→ What this exercise asks:
**a.** Rewrite the least-authority patch email starting at "Maxim Cournoyer <maxim.cournoyer@gmail.com>" and ending at "and ‘setuid’ when appropriate.", swapping "skribis" for "writes".
**b.** Continue the least-authority patch email from the point where it stops.

→ Excerpted text:
###

[Date Prev][Date Next][Thread Prev][Thread Next][Date Index][Thread Index]
[bug#67175] [PATCH 4/9] least-authority: Add support for changing UIDs/G
From: |
Ludovic Courtès |
Subject: |
[bug#67175] [PATCH 4/9] least-authority: Add support for changing UIDs/GIDs before exec. |
Date: |
Thu, 21 Dec 2023 23:13:06 +0100 |
User-agent: |
Gnus/5.13 (Gnus v5.13) |
Hi!
Maxim Cournoyer <maxim.cournoyer@gmail.com> skribis:
> Ludovic Courtès <ludo@gnu.org> writes:
>
>> * guix/least-authority.scm (least-authority-wrapper): Add #:user
>> and #:group.
>> [code]: Add calls to ‘setgid’ and ‘setuid’ when appropriate.
>>
>> Change-Id: I2aad8e5686b42b5c92fc306b114c5c60cb8bc551
>
> This should mention it fixes bug #67175 :-).
Noted!
>> (define* (least-authority-wrapper program
>> #:key (name "pola-wrapper")
>> + (user #f)
>> + (group #f)
>> (guest-uid 1000)
>> (guest-gid 1000)
>> (mappings '())
>> @@ -55,7 +57,11 @@ (define* (least-authority-wrapper program
>> <file-system-mapping> records indicating directories mirrored inside the
>> execution environment of PROGRAM. DIRECTORY is the working directory of the
>> wrapped process. Each environment listed in PRESERVED-ENVIRONMENT-VARIABLES
>> -is preserved; other environment variables are erased."

###

→ Extracted information:
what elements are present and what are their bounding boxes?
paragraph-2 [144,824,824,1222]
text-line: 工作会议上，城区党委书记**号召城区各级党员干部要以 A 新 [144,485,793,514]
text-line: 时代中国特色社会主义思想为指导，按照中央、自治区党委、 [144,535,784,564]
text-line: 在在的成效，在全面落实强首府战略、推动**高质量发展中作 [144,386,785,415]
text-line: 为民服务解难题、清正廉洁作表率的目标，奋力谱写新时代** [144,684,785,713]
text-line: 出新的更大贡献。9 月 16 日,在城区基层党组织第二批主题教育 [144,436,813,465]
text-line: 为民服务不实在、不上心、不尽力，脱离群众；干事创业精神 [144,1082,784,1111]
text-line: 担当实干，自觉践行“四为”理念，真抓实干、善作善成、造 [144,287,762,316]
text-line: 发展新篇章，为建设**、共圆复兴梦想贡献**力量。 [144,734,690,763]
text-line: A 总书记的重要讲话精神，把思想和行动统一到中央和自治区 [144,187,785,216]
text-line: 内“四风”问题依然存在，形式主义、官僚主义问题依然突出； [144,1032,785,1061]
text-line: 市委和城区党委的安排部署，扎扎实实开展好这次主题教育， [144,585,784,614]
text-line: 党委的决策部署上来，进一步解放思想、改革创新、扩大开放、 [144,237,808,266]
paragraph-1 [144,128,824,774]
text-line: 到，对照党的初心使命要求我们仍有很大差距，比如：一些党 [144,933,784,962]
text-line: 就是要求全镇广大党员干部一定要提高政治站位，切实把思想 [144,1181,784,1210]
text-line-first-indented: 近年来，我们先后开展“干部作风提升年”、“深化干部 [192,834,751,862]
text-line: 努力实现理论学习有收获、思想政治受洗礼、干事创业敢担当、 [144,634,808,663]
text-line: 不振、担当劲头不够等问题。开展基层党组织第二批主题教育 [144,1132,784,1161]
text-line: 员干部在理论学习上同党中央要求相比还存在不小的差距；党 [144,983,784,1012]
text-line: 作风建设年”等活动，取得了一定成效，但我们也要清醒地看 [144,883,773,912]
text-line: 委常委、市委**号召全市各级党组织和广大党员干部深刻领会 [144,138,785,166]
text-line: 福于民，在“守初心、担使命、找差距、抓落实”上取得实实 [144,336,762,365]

###

→ Answers by task:
**a.**
Maxim Cournoyer <maxim.cournoyer@gmail.com> writes:
> Ludovic Courtès <ludo@gnu.org> writes:
>
>> * guix/least-authority.scm (least-authority-wrapper): Add #:user
>> and #:group.
>> [code]: Add calls to ‘setgid’ and ‘setuid’ when appropriate.

**b.**
>> +is preserved; other environment variables are erased.
>> +
>> +When USER and GROUP are set and NAMESPACES does not include 'user, change
>> UIDs
>> +and GIDs to these prior to executing PROGRAM. This usually requires that
>> the
>> +resulting wrapper be executed as root so it can call setgid(2) and
>> setuid(2)."
>
> About "usually"; in which case could a programm call to setgid and
> setuid without being root?
On Linux, a non-root process can have ‘CAP_SETGID’ and/or ‘CAP_SETUID’
and successfully call these.
So checking whether the UID is zero would not be accurate (tricky
semantics). I think it’s safer to let it fail and display the actual
error.
Thanks,
Ludo’.